• _Provided data_
━━━━━━━━

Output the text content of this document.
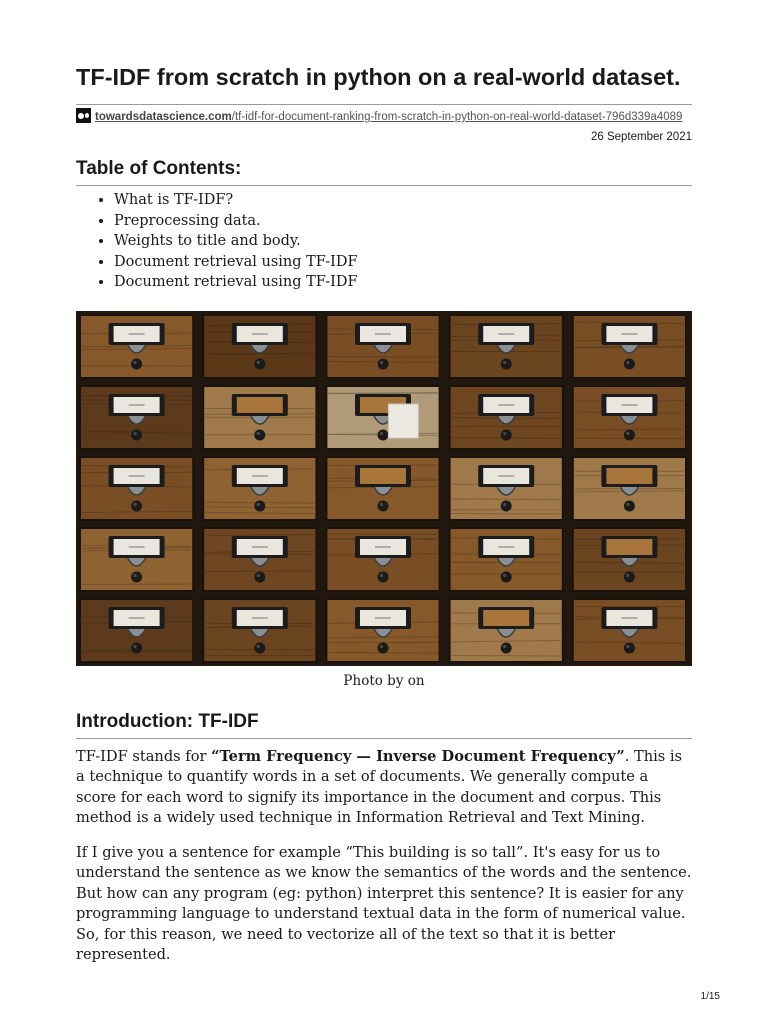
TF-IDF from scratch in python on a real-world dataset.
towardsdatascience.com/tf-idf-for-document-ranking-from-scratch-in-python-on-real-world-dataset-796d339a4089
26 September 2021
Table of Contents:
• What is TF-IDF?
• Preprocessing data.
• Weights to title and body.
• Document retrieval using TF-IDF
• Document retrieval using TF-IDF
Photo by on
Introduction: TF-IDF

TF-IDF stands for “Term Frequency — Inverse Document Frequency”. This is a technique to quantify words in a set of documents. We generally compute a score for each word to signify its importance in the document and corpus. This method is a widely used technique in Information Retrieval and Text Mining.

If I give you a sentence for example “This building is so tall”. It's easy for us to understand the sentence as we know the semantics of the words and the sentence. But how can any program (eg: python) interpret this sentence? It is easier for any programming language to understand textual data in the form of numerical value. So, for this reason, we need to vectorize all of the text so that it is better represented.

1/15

━━━━━━━━

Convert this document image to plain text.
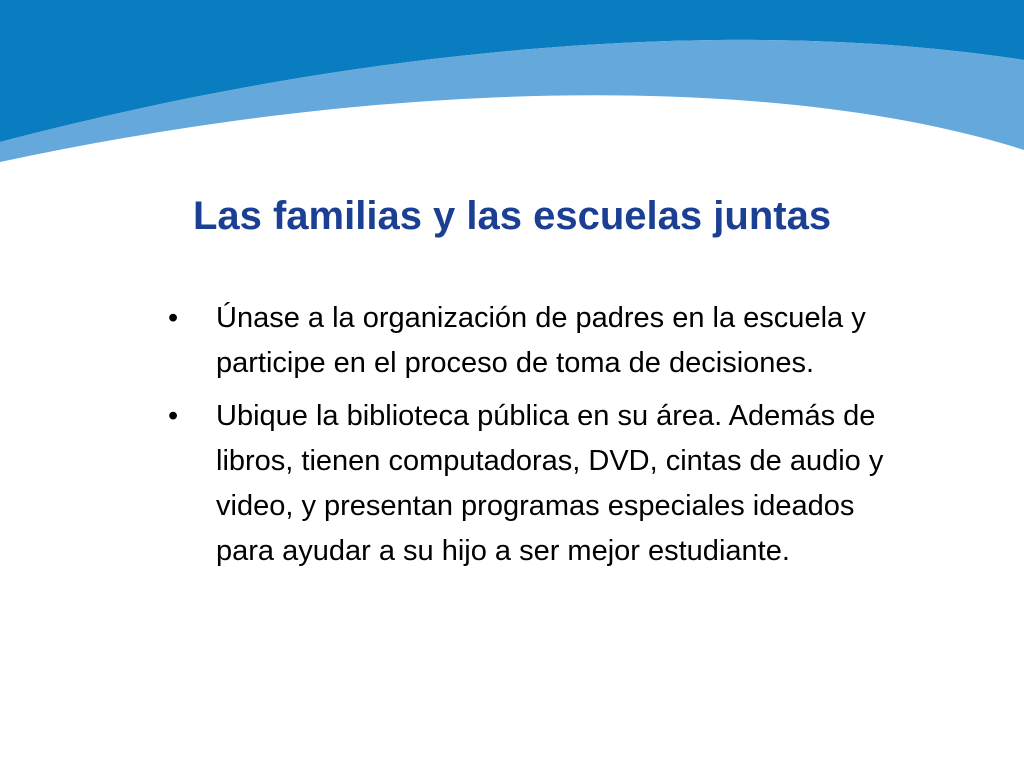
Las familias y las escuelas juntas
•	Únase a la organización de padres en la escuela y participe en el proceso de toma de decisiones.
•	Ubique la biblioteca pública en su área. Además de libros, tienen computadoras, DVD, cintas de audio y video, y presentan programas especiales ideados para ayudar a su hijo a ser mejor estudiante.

━━━━━━━━

From the data above, gather every line that includes the word "dataset".

TF-IDF from scratch in python on a real-world dataset.
towardsdatascience.com/tf-idf-for-document-ranking-from-scratch-in-python-on-real-world-dataset-796d339a4089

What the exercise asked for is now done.